Dataset items:
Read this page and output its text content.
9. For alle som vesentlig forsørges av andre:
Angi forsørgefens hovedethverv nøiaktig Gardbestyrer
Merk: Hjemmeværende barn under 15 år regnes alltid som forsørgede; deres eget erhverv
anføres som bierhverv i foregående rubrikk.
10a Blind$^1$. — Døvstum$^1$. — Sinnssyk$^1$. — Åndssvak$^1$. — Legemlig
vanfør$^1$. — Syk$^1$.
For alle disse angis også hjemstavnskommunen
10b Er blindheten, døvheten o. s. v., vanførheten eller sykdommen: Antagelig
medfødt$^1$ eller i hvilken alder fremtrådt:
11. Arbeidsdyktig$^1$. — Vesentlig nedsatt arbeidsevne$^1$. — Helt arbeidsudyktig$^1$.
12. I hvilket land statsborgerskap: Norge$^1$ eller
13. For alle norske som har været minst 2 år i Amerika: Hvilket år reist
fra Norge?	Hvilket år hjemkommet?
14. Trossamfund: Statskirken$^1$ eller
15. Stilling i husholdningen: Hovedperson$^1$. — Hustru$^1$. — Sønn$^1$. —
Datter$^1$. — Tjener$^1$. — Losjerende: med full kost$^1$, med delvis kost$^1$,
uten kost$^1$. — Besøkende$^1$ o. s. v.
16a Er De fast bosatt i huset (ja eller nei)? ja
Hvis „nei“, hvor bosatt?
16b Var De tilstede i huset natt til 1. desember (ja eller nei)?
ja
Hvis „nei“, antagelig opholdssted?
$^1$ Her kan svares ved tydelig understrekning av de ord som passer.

• **Exercise directions**
Pull every line containing "alle" from the data.

• **Solution below**
9. For alle som vesentlig forsørges av andre:
For alle disse angis også hjemstavnskommunen
13. For alle norske som har været minst 2 år i Amerika: Hvilket år reist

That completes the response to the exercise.